* **Given problem**: Filter the entries, keeping every line with the word "Calculator".

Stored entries

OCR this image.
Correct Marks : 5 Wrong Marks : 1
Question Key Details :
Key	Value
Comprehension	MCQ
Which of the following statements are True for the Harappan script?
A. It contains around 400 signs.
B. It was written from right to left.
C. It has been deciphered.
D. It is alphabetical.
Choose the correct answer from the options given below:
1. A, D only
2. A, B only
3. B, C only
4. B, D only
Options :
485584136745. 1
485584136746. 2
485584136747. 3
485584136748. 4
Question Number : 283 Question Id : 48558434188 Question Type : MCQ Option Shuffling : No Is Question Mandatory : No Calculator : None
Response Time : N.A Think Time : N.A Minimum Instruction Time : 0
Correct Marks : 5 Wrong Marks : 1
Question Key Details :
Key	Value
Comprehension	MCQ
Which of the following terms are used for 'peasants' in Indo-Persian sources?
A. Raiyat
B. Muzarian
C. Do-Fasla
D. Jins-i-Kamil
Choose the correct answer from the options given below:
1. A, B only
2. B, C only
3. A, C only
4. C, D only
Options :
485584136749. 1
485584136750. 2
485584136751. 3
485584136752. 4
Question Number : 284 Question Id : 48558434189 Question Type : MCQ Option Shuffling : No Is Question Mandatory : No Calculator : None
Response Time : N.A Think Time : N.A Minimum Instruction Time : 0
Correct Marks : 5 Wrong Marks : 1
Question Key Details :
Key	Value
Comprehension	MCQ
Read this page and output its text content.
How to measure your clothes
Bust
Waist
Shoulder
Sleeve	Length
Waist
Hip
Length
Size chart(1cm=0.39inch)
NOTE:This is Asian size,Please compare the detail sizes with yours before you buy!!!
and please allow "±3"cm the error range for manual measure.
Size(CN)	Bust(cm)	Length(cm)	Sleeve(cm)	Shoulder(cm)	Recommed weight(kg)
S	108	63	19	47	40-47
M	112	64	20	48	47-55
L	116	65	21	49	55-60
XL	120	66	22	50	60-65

* **Solution to this exercise**:
Question Number : 283 Question Id : 48558434188 Question Type : MCQ Option Shuffling : No Is Question Mandatory : No Calculator : None
Question Number : 284 Question Id : 48558434189 Question Type : MCQ Option Shuffling : No Is Question Mandatory : No Calculator : None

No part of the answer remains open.